> [WHAT IS ASKED] Of the lines in the entries, how many hold the word "kind"? Give that number alone.

** START **

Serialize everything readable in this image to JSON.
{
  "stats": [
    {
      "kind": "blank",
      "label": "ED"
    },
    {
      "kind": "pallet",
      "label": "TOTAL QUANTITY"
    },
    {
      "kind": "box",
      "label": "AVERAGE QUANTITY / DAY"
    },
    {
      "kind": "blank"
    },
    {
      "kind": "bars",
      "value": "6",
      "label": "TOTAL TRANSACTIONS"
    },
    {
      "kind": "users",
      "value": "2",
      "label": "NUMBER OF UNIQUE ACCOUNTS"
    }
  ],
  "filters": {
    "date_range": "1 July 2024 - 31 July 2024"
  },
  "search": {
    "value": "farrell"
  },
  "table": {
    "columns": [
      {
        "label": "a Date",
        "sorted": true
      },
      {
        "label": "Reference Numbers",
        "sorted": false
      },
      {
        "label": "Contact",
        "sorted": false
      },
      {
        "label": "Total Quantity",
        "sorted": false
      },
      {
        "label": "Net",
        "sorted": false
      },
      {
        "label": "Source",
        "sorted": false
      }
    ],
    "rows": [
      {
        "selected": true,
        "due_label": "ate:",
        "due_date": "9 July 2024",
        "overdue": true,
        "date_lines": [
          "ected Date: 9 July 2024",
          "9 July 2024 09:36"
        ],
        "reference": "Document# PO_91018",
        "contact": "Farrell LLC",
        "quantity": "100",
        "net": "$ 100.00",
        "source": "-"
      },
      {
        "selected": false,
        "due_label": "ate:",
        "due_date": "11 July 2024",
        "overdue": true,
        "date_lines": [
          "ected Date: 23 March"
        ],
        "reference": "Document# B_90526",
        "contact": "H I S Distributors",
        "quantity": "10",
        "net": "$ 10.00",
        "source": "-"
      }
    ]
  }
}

** END **

> [FINAL RESULT] 6